**Task brief**
Across the entries, how many lines have the string "ВИСВО" in them? Reply with only a number.

**Given records**
□ □ □ □ □ □ □

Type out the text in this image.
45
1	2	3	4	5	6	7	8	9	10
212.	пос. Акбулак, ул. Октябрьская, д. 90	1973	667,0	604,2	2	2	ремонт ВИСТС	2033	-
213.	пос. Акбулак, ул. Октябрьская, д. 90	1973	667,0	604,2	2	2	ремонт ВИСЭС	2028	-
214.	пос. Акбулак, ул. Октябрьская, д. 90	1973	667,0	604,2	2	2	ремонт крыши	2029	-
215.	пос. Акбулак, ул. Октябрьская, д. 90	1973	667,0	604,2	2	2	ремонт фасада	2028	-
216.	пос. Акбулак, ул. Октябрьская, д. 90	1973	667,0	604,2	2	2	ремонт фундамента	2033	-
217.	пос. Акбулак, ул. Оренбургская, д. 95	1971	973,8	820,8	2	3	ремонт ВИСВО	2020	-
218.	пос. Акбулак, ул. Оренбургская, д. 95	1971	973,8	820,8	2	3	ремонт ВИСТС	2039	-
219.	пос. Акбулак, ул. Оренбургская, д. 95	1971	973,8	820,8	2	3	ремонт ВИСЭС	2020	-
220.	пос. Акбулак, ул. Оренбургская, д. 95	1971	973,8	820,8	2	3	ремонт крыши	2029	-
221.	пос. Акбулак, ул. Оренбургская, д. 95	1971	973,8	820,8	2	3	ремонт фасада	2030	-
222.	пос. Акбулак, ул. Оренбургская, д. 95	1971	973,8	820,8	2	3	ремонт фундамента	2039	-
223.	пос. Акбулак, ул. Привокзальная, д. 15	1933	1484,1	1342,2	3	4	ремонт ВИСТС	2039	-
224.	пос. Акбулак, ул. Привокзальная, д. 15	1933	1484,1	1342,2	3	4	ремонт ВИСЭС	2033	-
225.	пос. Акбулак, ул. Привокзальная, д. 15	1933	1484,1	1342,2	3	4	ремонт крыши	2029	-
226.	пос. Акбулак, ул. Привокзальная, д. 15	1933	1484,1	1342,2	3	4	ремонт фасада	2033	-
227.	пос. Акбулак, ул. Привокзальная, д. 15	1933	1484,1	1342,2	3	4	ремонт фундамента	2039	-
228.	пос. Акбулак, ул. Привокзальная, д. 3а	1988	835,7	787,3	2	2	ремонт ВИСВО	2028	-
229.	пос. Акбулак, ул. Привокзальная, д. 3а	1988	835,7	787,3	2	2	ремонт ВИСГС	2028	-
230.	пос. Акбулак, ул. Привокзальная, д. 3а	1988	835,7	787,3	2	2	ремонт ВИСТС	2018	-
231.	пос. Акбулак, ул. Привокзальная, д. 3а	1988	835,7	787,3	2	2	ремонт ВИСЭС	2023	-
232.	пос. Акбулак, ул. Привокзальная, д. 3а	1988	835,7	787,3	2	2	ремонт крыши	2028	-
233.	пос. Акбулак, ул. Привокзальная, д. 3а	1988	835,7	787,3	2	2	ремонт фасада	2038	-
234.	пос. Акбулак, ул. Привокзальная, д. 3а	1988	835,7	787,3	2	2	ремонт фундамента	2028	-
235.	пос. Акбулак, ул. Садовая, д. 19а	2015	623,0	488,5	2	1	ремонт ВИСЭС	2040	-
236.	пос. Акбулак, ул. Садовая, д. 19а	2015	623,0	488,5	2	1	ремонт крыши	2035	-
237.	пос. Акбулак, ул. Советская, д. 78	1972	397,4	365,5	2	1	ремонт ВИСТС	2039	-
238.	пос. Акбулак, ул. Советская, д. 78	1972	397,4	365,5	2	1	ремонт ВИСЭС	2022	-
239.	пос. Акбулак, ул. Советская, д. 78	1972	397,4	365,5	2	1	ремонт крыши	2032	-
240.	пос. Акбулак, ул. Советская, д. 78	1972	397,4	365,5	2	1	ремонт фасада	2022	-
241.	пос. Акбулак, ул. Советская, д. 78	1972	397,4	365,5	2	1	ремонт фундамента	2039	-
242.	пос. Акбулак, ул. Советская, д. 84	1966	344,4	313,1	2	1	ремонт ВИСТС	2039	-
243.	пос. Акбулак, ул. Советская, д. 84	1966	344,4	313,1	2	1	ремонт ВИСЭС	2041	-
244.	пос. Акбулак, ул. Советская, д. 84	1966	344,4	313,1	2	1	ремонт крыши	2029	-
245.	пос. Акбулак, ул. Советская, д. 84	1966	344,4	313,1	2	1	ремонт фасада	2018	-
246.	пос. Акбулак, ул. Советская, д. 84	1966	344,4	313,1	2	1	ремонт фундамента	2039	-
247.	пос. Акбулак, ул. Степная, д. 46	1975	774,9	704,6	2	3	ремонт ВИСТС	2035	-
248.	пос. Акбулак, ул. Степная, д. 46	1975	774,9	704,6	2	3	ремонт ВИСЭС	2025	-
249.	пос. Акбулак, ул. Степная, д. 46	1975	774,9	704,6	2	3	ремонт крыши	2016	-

□ □ □ □ □ □ □

**Response to this exercise**
2